TASK INSTRUCTIONS
Give the material once more, word for word, without any images.

RECORDED DATA
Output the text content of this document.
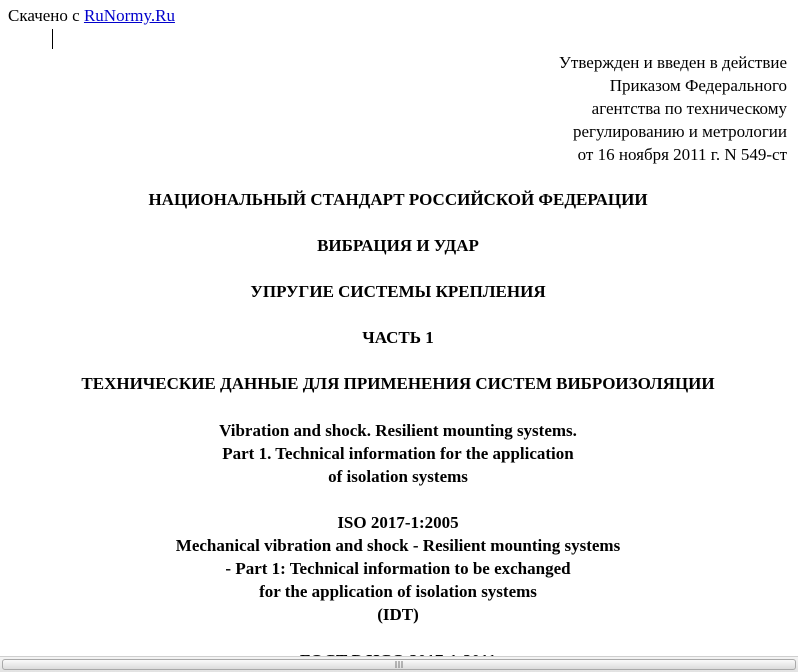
Скачено с RuNormy.Ru
Утвержден и введен в действие
Приказом Федерального
агентства по техническому
регулированию и метрологии
от 16 ноября 2011 г. N 549-ст
НАЦИОНАЛЬНЫЙ СТАНДАРТ РОССИЙСКОЙ ФЕДЕРАЦИИ
ВИБРАЦИЯ И УДАР
УПРУГИЕ СИСТЕМЫ КРЕПЛЕНИЯ
ЧАСТЬ 1
ТЕХНИЧЕСКИЕ ДАННЫЕ ДЛЯ ПРИМЕНЕНИЯ СИСТЕМ ВИБРОИЗОЛЯЦИИ
Vibration and shock. Resilient mounting systems.
Part 1. Technical information for the application
of isolation systems
ISO 2017-1:2005
Mechanical vibration and shock - Resilient mounting systems
- Part 1: Technical information to be exchanged
for the application of isolation systems
(IDT)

EXERCISE RESULT
Output the text content of this document.
Скачено с RuNormy.Ru
Утвержден и введен в действие
Приказом Федерального
агентства по техническому
регулированию и метрологии
от 16 ноября 2011 г. N 549-ст
НАЦИОНАЛЬНЫЙ СТАНДАРТ РОССИЙСКОЙ ФЕДЕРАЦИИ
ВИБРАЦИЯ И УДАР
УПРУГИЕ СИСТЕМЫ КРЕПЛЕНИЯ
ЧАСТЬ 1
ТЕХНИЧЕСКИЕ ДАННЫЕ ДЛЯ ПРИМЕНЕНИЯ СИСТЕМ ВИБРОИЗОЛЯЦИИ
Vibration and shock. Resilient mounting systems.
Part 1. Technical information for the application
of isolation systems
ISO 2017-1:2005
Mechanical vibration and shock - Resilient mounting systems
- Part 1: Technical information to be exchanged
for the application of isolation systems
(IDT)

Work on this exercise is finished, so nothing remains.